++++ MATERIAL SUPPLIED ++++

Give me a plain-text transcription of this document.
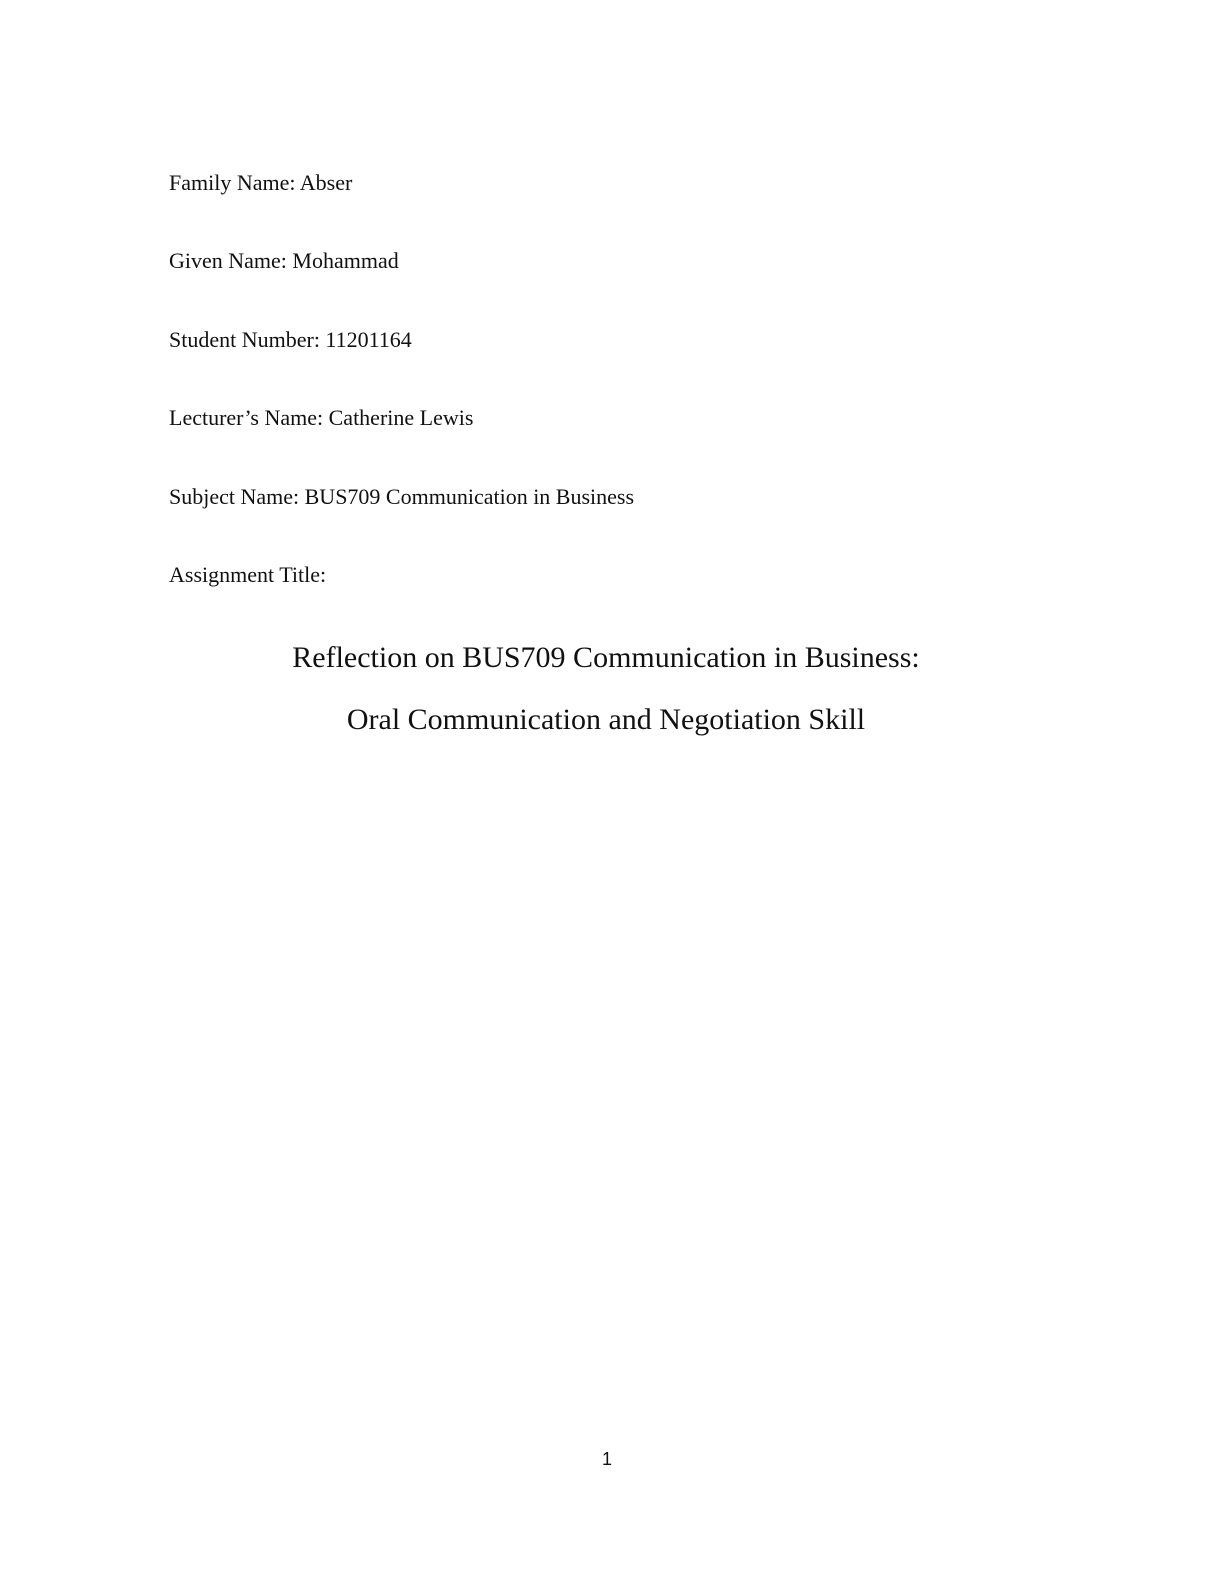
Family Name: Abser
Given Name: Mohammad
Student Number: 11201164
Lecturer’s Name: Catherine Lewis
Subject Name: BUS709 Communication in Business
Assignment Title:
Reflection on BUS709 Communication in Business:
Oral Communication and Negotiation Skill
1
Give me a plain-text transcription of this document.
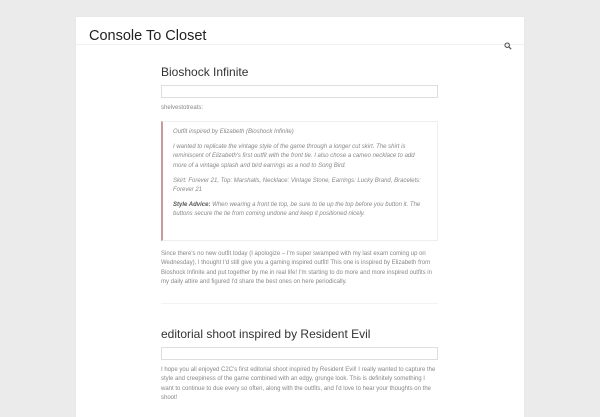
Console To Closet
Bioshock Infinite
shelvestotreats:

Outfit inspired by Elizabeth (Bioshock Infinite)

I wanted to replicate the vintage style of the game through a longer cut skirt. The shirt is reminiscent of Elizabeth's first outfit with the front tie. I also chose a cameo necklace to add more of a vintage splash and bird earrings as a nod to Song Bird.

Skirt: Forever 21, Top: Marshalls, Necklace: Vintage Stone, Earrings: Lucky Brand, Bracelets: Forever 21

Style Advice: When wearing a front tie top, be sure to tie up the top before you button it. The buttons secure the tie from coming undone and keep it positioned nicely.

Since there's no new outfit today (I apologize – I'm super swamped with my last exam coming up on Wednesday), I thought I'd still give you a gaming inspired outfit! This one is inspired by Elizabeth from Bioshock Infinite and put together by me in real life! I'm starting to do more and more inspired outfits in my daily attire and figured I'd share the best ones on here periodically.

editorial shoot inspired by Resident Evil

I hope you all enjoyed C2C's first editorial shoot inspired by Resident Evil! I really wanted to capture the style and creepiness of the game combined with an edgy, grunge look. This is definitely something I want to continue to due every so often, along with the outfits, and I'd love to hear your thoughts on the shoot!
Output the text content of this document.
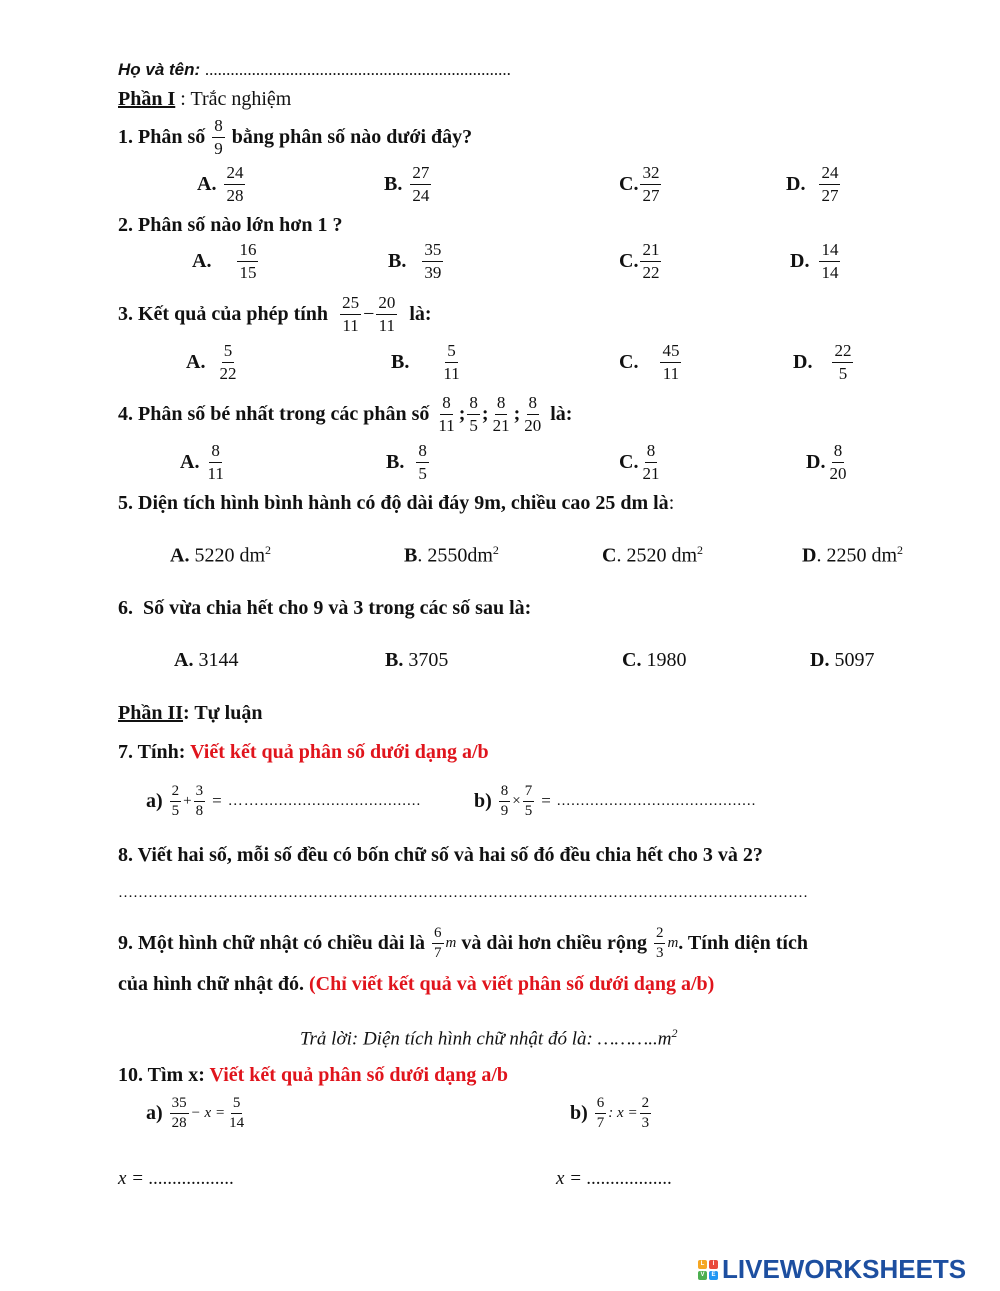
Họ và tên: ........................................................................
Phần I : Trắc nghiệm
1. Phân số
$\frac{8}{9}$
bằng phân số nào dưới đây?
A. $\frac{24}{28}$	B. $\frac{27}{24}$	C. $\frac{32}{27}$	D. $\frac{24}{27}$
2. Phân số nào lớn hơn 1 ?
A. $\frac{16}{15}$	B. $\frac{35}{39}$	C. $\frac{21}{22}$	D. $\frac{14}{14}$
3. Kết quả của phép tính
$\frac{25}{11} - \frac{20}{11}$
là:
A. $\frac{5}{22}$	B. $\frac{5}{11}$	C. $\frac{45}{11}$	D. $\frac{22}{5}$
4. Phân số bé nhất trong các phân số
$\frac{8}{11}$ ; $\frac{8}{5}$ ; $\frac{8}{21}$ ; $\frac{8}{20}$
là:
A. $\frac{8}{11}$	B. $\frac{8}{5}$	C. $\frac{8}{21}$	D. $\frac{8}{20}$
5. Diện tích hình bình hành có độ dài đáy 9m, chiều cao 25 dm là:
A. 5220 $dm^2$	B. $2550dm^2$	C. 2520 $dm^2$	D. 2250 $dm^2$
6.  Số vừa chia hết cho 9 và 3 trong các số sau là:
A. 3144	B. 3705	C. 1980	D. 5097
Phần II: Tự luận
7. Tính: Viết kết quả phân số dưới dạng a/b
a)
$\frac{2}{5} + \frac{3}{8}$
= ……..................................	b)
$\frac{8}{9} \times \frac{7}{5}$
= ..........................................
8. Viết hai số, mỗi số đều có bốn chữ số và hai số đó đều chia hết cho 3 và 2?
…………………………………………………………………………………………………………………………
9. Một hình chữ nhật có chiều dài là
$\frac{6}{7}$ m
và dài hơn chiều rộng
$\frac{2}{3}$ m . Tính diện tích
của hình chữ nhật đó. (Chỉ viết kết quả và viết phân số dưới dạng a/b)
Trả lời: Diện tích hình chữ nhật đó là: $\dots\dots\dots..m^2$
10. Tìm x: Viết kết quả phân số dưới dạng a/b
a)
$\frac{35}{28} - x = \frac{5}{14}$	b)
$\frac{6}{7}$ : $x = \frac{2}{3}$
x = ..................	x = ..................
L	I
V	E LIVEWORKSHEETS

++++

Show all lines above holding "shoot".

editorial shoot inspired by Resident Evil
I hope you all enjoyed C2C's first editorial shoot inspired by Resident Evil! I really wanted to capture the style and creepiness of the game combined with an edgy, grunge look. This is definitely something I want to continue to due every so often, along with the outfits, and I'd love to hear your thoughts on the shoot!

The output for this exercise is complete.